TASK DIRECTIONS: Reproduce every line of the data below without any changes.

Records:
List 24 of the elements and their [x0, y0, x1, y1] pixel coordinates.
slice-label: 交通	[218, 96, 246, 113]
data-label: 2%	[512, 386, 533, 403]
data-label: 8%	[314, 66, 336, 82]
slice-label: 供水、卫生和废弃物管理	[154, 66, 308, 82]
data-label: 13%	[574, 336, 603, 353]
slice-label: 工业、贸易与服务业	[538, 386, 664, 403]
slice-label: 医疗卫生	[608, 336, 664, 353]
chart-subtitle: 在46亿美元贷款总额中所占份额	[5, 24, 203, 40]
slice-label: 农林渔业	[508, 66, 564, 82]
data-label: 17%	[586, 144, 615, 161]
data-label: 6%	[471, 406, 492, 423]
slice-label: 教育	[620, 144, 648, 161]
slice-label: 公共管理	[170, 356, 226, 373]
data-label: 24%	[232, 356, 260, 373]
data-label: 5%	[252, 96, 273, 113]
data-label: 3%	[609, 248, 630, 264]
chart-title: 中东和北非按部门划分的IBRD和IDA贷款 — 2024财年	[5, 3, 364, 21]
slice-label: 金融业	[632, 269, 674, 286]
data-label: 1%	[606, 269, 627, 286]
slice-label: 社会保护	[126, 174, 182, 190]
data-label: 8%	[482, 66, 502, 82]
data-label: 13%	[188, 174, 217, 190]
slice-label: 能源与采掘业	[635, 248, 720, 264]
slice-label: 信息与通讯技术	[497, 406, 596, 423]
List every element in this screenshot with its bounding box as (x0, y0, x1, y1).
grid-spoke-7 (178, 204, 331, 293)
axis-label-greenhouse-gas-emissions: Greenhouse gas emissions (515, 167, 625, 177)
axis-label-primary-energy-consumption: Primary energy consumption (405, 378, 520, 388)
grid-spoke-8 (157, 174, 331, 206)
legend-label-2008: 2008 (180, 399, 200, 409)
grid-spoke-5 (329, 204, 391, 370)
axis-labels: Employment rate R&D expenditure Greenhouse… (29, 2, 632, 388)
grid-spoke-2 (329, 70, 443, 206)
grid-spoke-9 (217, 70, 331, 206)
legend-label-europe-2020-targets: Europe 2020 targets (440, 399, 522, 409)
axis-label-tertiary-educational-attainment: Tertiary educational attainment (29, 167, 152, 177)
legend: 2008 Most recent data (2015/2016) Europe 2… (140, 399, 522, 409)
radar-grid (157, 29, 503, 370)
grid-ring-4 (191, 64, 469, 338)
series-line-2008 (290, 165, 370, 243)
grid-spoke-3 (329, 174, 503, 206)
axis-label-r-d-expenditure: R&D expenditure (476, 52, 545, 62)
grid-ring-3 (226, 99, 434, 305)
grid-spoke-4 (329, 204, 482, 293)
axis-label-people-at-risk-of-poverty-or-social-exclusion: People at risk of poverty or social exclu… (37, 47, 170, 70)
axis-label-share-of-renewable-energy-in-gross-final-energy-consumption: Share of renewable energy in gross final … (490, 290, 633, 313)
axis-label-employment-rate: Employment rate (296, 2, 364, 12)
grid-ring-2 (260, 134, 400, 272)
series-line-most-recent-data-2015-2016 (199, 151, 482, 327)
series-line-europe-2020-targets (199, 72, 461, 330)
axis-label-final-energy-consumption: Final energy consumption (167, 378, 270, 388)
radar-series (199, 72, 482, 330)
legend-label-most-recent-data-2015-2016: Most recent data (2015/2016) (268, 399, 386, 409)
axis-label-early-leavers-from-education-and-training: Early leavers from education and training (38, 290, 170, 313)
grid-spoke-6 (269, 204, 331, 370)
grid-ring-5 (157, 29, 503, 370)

EXERCISE RESPONSE:
List 24 of the elements and their [x0, y0, x1, y1] pixel coordinates.
slice-label: 交通	[218, 96, 246, 113]
data-label: 2%	[512, 386, 533, 403]
data-label: 8%	[314, 66, 336, 82]
slice-label: 供水、卫生和废弃物管理	[154, 66, 308, 82]
data-label: 13%	[574, 336, 603, 353]
slice-label: 工业、贸易与服务业	[538, 386, 664, 403]
slice-label: 医疗卫生	[608, 336, 664, 353]
chart-subtitle: 在46亿美元贷款总额中所占份额	[5, 24, 203, 40]
slice-label: 农林渔业	[508, 66, 564, 82]
data-label: 17%	[586, 144, 615, 161]
data-label: 6%	[471, 406, 492, 423]
slice-label: 教育	[620, 144, 648, 161]
slice-label: 公共管理	[170, 356, 226, 373]
data-label: 24%	[232, 356, 260, 373]
data-label: 5%	[252, 96, 273, 113]
data-label: 3%	[609, 248, 630, 264]
chart-title: 中东和北非按部门划分的IBRD和IDA贷款 — 2024财年	[5, 3, 364, 21]
slice-label: 金融业	[632, 269, 674, 286]
data-label: 1%	[606, 269, 627, 286]
slice-label: 社会保护	[126, 174, 182, 190]
data-label: 8%	[482, 66, 502, 82]
data-label: 13%	[188, 174, 217, 190]
slice-label: 能源与采掘业	[635, 248, 720, 264]
slice-label: 信息与通讯技术	[497, 406, 596, 423]
List every element in this screenshot with its bounding box as (x0, y0, x1, y1).
grid-spoke-7 (178, 204, 331, 293)
axis-label-greenhouse-gas-emissions: Greenhouse gas emissions (515, 167, 625, 177)
axis-label-primary-energy-consumption: Primary energy consumption (405, 378, 520, 388)
grid-spoke-8 (157, 174, 331, 206)
legend-label-2008: 2008 (180, 399, 200, 409)
grid-spoke-5 (329, 204, 391, 370)
axis-labels: Employment rate R&D expenditure Greenhouse… (29, 2, 632, 388)
grid-spoke-2 (329, 70, 443, 206)
grid-spoke-9 (217, 70, 331, 206)
legend-label-europe-2020-targets: Europe 2020 targets (440, 399, 522, 409)
axis-label-tertiary-educational-attainment: Tertiary educational attainment (29, 167, 152, 177)
legend: 2008 Most recent data (2015/2016) Europe 2… (140, 399, 522, 409)
radar-grid (157, 29, 503, 370)
grid-ring-4 (191, 64, 469, 338)
series-line-2008 (290, 165, 370, 243)
grid-spoke-3 (329, 174, 503, 206)
axis-label-r-d-expenditure: R&D expenditure (476, 52, 545, 62)
grid-ring-3 (226, 99, 434, 305)
grid-spoke-4 (329, 204, 482, 293)
axis-label-people-at-risk-of-poverty-or-social-exclusion: People at risk of poverty or social exclu… (37, 47, 170, 70)
axis-label-share-of-renewable-energy-in-gross-final-energy-consumption: Share of renewable energy in gross final … (490, 290, 633, 313)
axis-label-employment-rate: Employment rate (296, 2, 364, 12)
grid-ring-2 (260, 134, 400, 272)
series-line-most-recent-data-2015-2016 (199, 151, 482, 327)
series-line-europe-2020-targets (199, 72, 461, 330)
axis-label-final-energy-consumption: Final energy consumption (167, 378, 270, 388)
radar-series (199, 72, 482, 330)
legend-label-most-recent-data-2015-2016: Most recent data (2015/2016) (268, 399, 386, 409)
axis-label-early-leavers-from-education-and-training: Early leavers from education and training (38, 290, 170, 313)
grid-spoke-6 (269, 204, 331, 370)
grid-ring-5 (157, 29, 503, 370)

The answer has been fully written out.